TASK DETAILS:
Search the material for the string "this", then return every line where it is found.

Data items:

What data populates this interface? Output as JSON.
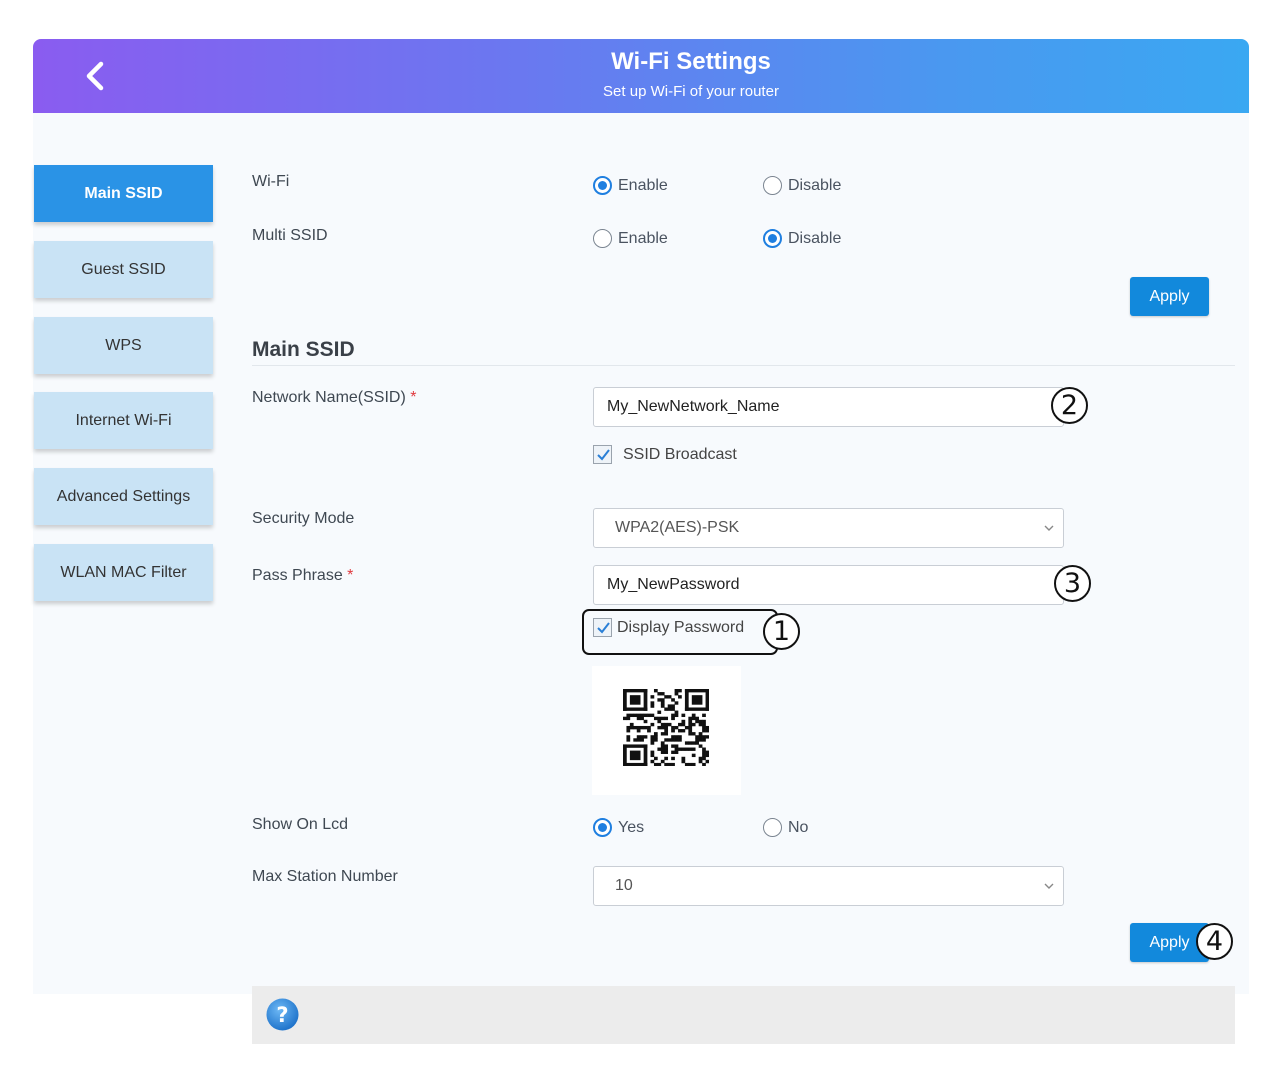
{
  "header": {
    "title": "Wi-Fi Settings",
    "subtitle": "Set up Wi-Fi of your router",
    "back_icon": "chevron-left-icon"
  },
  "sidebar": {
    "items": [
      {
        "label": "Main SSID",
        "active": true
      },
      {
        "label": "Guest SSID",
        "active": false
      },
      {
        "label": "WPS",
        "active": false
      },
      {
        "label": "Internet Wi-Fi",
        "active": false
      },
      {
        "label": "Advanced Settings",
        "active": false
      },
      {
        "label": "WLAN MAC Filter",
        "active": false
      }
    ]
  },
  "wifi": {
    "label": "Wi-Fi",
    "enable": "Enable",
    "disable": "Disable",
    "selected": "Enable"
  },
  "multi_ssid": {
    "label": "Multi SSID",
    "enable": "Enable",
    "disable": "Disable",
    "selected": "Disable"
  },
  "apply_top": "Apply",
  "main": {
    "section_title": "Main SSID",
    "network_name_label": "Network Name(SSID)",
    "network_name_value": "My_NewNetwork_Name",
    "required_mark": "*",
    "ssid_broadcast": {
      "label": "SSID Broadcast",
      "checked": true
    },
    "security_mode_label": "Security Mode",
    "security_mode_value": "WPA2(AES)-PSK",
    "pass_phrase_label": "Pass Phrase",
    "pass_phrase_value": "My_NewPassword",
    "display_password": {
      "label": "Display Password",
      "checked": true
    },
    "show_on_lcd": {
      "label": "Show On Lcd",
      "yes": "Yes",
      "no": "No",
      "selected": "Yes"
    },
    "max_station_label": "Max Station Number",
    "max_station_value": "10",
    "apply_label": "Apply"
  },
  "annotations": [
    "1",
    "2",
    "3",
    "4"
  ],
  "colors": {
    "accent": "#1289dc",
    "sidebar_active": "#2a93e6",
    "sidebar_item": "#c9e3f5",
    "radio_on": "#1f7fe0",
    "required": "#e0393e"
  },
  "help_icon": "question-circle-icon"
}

...

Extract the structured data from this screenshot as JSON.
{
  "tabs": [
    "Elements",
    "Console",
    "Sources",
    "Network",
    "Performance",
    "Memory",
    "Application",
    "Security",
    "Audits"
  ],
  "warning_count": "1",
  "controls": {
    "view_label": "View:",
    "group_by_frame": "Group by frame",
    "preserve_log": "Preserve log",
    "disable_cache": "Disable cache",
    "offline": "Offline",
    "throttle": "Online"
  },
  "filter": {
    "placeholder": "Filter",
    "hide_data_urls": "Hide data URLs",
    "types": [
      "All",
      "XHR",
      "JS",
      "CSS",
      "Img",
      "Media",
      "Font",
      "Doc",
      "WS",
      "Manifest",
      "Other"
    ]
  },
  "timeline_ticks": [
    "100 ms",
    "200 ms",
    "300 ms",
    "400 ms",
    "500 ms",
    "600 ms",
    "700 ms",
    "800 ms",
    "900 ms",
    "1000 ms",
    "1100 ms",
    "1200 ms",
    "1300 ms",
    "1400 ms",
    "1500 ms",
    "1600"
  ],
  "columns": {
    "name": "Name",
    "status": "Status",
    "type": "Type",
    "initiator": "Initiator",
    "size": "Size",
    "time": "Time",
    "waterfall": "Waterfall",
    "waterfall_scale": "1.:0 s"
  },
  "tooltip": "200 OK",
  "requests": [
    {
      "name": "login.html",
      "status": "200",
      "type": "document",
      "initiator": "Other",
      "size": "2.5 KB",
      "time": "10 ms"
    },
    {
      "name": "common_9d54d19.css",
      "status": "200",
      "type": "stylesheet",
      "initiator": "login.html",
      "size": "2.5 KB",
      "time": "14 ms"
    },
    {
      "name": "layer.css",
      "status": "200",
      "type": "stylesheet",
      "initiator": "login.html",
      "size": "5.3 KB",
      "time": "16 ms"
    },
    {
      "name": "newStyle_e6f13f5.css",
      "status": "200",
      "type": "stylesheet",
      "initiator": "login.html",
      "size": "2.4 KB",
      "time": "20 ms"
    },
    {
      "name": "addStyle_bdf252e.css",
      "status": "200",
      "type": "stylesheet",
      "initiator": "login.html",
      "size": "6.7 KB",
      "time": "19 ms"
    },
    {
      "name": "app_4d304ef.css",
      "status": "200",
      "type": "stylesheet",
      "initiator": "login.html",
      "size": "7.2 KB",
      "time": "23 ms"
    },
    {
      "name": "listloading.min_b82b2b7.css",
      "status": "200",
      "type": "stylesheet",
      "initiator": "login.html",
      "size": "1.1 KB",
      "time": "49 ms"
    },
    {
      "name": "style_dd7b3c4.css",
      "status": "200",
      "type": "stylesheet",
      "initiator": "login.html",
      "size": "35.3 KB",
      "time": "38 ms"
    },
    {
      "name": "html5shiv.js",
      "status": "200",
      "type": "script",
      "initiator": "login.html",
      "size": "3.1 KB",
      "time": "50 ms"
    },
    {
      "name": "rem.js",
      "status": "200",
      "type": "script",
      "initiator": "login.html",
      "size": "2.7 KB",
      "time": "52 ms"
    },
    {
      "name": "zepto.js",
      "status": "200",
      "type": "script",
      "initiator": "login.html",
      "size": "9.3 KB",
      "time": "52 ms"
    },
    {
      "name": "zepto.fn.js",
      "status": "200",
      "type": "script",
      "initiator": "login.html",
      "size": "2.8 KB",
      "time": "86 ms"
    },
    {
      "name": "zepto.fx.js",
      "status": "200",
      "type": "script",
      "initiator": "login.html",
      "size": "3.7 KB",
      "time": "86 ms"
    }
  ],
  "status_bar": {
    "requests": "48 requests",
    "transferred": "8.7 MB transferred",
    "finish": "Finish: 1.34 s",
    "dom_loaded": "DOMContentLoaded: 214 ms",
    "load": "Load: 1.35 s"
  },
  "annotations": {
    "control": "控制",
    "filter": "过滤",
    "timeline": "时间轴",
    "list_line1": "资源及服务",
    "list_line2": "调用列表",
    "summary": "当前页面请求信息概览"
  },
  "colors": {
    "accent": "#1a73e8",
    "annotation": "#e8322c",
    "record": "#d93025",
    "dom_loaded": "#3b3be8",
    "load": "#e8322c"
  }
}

THE RESPONSE:
What data populates this interface? Output as JSON.
Extract the structured data from this screenshot as JSON.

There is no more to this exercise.